ACTIVITY:
In the statement about The Times front-page article, which school does Dr Anthony Wallersteiner head?

SELECTED EXCERPT:
-- Opening Marker --
The Times should apologise for publishing front-page claim that privately-schooled children in Britain face discrimination akin to Nazi propaganda
Today The Times published an article on its front page claiming that children who attend private schools in the UK face discrimination akin to Nazi propaganda.
In the article, Dr Anthony Wallersteiner, headmaster at Stowe School in Buckinghamshire, complained that the universities of Oxford and Cambridge had been reducing the number of places that they offered to pupils from private schools.
However, without a trace of disagreement, The Times then wrote: “Dr Wallersteiner, who is of Jewish descent, also likened criticism of private schools and the elite to antisemitic abuse, saying: ‘The rise of populists and polemicists has created a micro-industry in bashing private schools. Some of the criticisms echo the conspiratorial language of The Protocols of the Elders of Zion. It was relatively easy for Hitler and his henchmen to suggest that the Jewish minority was over-represented in key professions: medicine, law, teaching and the creative industries. Privately educated pupils in the UK are also being accused of dominating the top jobs and stifling social mobility…it is all too facile to stereotype groups and ignore the fact that lawyers, doctors, writers and politicians are individuals.’”
-- Closing Marker --
DATA:
-- Opening Marker --
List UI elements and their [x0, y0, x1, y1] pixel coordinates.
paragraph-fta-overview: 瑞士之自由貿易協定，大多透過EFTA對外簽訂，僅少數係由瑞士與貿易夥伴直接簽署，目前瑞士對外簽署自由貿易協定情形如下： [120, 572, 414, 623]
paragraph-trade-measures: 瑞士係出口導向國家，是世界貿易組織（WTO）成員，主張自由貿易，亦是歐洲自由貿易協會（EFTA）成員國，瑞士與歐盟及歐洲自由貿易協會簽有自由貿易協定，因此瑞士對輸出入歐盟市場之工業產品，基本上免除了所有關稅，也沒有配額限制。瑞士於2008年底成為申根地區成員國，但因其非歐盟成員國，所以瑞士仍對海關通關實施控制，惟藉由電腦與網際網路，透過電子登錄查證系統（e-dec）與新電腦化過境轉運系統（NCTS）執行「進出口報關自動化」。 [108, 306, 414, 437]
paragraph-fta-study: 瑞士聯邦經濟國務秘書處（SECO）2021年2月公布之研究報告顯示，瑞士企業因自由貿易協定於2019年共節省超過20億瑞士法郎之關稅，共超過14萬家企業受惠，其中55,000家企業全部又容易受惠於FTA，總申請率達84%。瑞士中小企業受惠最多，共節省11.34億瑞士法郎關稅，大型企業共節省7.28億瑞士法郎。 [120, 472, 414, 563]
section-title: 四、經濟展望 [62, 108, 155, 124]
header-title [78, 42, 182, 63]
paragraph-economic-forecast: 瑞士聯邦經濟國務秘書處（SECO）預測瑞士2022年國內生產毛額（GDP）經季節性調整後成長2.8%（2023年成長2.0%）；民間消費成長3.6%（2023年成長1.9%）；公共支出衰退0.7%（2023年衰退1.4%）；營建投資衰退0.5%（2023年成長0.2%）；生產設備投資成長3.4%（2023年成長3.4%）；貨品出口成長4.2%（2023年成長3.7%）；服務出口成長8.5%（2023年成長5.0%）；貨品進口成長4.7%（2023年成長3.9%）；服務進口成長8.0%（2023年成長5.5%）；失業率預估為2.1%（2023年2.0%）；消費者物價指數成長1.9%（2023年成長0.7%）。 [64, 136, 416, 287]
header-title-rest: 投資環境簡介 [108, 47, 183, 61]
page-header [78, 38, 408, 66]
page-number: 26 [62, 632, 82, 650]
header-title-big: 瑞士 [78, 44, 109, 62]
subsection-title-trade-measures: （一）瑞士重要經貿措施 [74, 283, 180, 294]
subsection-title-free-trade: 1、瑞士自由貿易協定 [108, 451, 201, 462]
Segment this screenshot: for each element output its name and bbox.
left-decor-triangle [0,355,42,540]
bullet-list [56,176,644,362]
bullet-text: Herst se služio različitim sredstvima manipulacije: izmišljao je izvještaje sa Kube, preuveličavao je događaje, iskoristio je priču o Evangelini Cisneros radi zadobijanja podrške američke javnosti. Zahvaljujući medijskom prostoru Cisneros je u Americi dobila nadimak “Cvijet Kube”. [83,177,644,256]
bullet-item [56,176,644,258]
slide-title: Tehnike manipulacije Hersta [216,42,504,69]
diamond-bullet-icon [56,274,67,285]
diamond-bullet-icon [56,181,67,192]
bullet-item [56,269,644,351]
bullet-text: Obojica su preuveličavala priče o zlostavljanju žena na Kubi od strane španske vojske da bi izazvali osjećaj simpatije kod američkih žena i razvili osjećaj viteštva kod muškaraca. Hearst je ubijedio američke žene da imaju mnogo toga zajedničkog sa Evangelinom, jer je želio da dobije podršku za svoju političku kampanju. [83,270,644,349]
-- Closing Marker --
SOLUTION FOR THIS TASK:
Stowe School in Buckinghamshire.